Task goal
Reproduce each entry below exactly as it appears.

═══

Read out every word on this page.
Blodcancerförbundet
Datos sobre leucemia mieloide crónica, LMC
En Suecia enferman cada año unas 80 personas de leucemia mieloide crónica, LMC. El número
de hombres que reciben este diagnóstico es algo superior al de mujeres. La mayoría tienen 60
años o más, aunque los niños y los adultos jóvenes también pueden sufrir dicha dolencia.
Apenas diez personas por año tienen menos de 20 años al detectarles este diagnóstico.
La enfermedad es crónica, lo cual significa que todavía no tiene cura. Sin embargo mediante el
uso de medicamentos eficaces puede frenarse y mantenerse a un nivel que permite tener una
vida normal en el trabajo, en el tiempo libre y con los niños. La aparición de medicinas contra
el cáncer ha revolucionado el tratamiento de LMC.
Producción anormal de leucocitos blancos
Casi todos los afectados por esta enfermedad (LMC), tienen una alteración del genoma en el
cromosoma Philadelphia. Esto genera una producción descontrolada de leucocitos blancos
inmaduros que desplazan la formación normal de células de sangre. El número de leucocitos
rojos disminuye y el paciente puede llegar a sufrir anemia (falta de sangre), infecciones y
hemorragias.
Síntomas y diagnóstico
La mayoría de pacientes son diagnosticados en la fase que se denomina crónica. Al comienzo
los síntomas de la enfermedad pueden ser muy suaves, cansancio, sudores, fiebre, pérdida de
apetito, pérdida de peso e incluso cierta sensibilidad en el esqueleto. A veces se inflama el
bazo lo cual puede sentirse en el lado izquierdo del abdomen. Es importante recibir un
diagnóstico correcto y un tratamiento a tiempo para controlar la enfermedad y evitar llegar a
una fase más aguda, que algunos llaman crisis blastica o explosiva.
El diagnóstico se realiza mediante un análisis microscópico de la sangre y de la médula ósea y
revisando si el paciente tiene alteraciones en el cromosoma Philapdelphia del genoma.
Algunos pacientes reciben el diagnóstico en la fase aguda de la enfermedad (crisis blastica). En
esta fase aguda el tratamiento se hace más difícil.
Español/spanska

═══

Expected output
Read out every word on this page.
Blodcancerförbundet
Datos sobre leucemia mieloide crónica, LMC
En Suecia enferman cada año unas 80 personas de leucemia mieloide crónica, LMC. El número
de hombres que reciben este diagnóstico es algo superior al de mujeres. La mayoría tienen 60
años o más, aunque los niños y los adultos jóvenes también pueden sufrir dicha dolencia.
Apenas diez personas por año tienen menos de 20 años al detectarles este diagnóstico.
La enfermedad es crónica, lo cual significa que todavía no tiene cura. Sin embargo mediante el
uso de medicamentos eficaces puede frenarse y mantenerse a un nivel que permite tener una
vida normal en el trabajo, en el tiempo libre y con los niños. La aparición de medicinas contra
el cáncer ha revolucionado el tratamiento de LMC.
Producción anormal de leucocitos blancos
Casi todos los afectados por esta enfermedad (LMC), tienen una alteración del genoma en el
cromosoma Philadelphia. Esto genera una producción descontrolada de leucocitos blancos
inmaduros que desplazan la formación normal de células de sangre. El número de leucocitos
rojos disminuye y el paciente puede llegar a sufrir anemia (falta de sangre), infecciones y
hemorragias.
Síntomas y diagnóstico
La mayoría de pacientes son diagnosticados en la fase que se denomina crónica. Al comienzo
los síntomas de la enfermedad pueden ser muy suaves, cansancio, sudores, fiebre, pérdida de
apetito, pérdida de peso e incluso cierta sensibilidad en el esqueleto. A veces se inflama el
bazo lo cual puede sentirse en el lado izquierdo del abdomen. Es importante recibir un
diagnóstico correcto y un tratamiento a tiempo para controlar la enfermedad y evitar llegar a
una fase más aguda, que algunos llaman crisis blastica o explosiva.
El diagnóstico se realiza mediante un análisis microscópico de la sangre y de la médula ósea y
revisando si el paciente tiene alteraciones en el cromosoma Philapdelphia del genoma.
Algunos pacientes reciben el diagnóstico en la fase aguda de la enfermedad (crisis blastica). En
esta fase aguda el tratamiento se hace más difícil.
Español/spanska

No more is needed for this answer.